| Exercise objective |
Every entry must be echoed exactly.

| Data section |

-- Start --

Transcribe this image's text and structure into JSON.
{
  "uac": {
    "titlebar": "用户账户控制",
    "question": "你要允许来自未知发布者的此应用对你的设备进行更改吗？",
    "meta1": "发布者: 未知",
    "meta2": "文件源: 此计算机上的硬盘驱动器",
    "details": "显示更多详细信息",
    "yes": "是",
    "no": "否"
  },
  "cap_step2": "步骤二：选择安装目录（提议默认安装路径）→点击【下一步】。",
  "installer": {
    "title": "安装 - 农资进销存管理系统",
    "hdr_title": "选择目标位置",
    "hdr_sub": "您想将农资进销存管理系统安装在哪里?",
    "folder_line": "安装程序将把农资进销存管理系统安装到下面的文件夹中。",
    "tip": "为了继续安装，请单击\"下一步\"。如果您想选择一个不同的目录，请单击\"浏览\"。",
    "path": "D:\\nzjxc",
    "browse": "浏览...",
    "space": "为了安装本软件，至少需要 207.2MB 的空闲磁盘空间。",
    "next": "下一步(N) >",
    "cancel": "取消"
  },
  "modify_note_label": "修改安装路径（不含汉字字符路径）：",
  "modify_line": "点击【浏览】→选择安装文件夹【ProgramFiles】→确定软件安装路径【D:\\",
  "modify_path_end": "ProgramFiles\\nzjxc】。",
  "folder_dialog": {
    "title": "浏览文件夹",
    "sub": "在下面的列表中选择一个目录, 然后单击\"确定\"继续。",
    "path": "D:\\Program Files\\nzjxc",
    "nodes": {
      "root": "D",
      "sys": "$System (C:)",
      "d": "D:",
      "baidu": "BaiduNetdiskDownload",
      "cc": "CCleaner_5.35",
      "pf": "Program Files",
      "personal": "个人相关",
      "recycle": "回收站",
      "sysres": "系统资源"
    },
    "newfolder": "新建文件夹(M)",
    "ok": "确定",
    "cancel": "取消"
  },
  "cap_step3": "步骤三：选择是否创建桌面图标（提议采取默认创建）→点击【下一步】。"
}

-- End --

| Expected answer |
Transcribe this image's text and structure into JSON.
{
  "uac": {
    "titlebar": "用户账户控制",
    "question": "你要允许来自未知发布者的此应用对你的设备进行更改吗？",
    "meta1": "发布者: 未知",
    "meta2": "文件源: 此计算机上的硬盘驱动器",
    "details": "显示更多详细信息",
    "yes": "是",
    "no": "否"
  },
  "cap_step2": "步骤二：选择安装目录（提议默认安装路径）→点击【下一步】。",
  "installer": {
    "title": "安装 - 农资进销存管理系统",
    "hdr_title": "选择目标位置",
    "hdr_sub": "您想将农资进销存管理系统安装在哪里?",
    "folder_line": "安装程序将把农资进销存管理系统安装到下面的文件夹中。",
    "tip": "为了继续安装，请单击\"下一步\"。如果您想选择一个不同的目录，请单击\"浏览\"。",
    "path": "D:\\nzjxc",
    "browse": "浏览...",
    "space": "为了安装本软件，至少需要 207.2MB 的空闲磁盘空间。",
    "next": "下一步(N) >",
    "cancel": "取消"
  },
  "modify_note_label": "修改安装路径（不含汉字字符路径）：",
  "modify_line": "点击【浏览】→选择安装文件夹【ProgramFiles】→确定软件安装路径【D:\\",
  "modify_path_end": "ProgramFiles\\nzjxc】。",
  "folder_dialog": {
    "title": "浏览文件夹",
    "sub": "在下面的列表中选择一个目录, 然后单击\"确定\"继续。",
    "path": "D:\\Program Files\\nzjxc",
    "nodes": {
      "root": "D",
      "sys": "$System (C:)",
      "d": "D:",
      "baidu": "BaiduNetdiskDownload",
      "cc": "CCleaner_5.35",
      "pf": "Program Files",
      "personal": "个人相关",
      "recycle": "回收站",
      "sysres": "系统资源"
    },
    "newfolder": "新建文件夹(M)",
    "ok": "确定",
    "cancel": "取消"
  },
  "cap_step3": "步骤三：选择是否创建桌面图标（提议采取默认创建）→点击【下一步】。"
}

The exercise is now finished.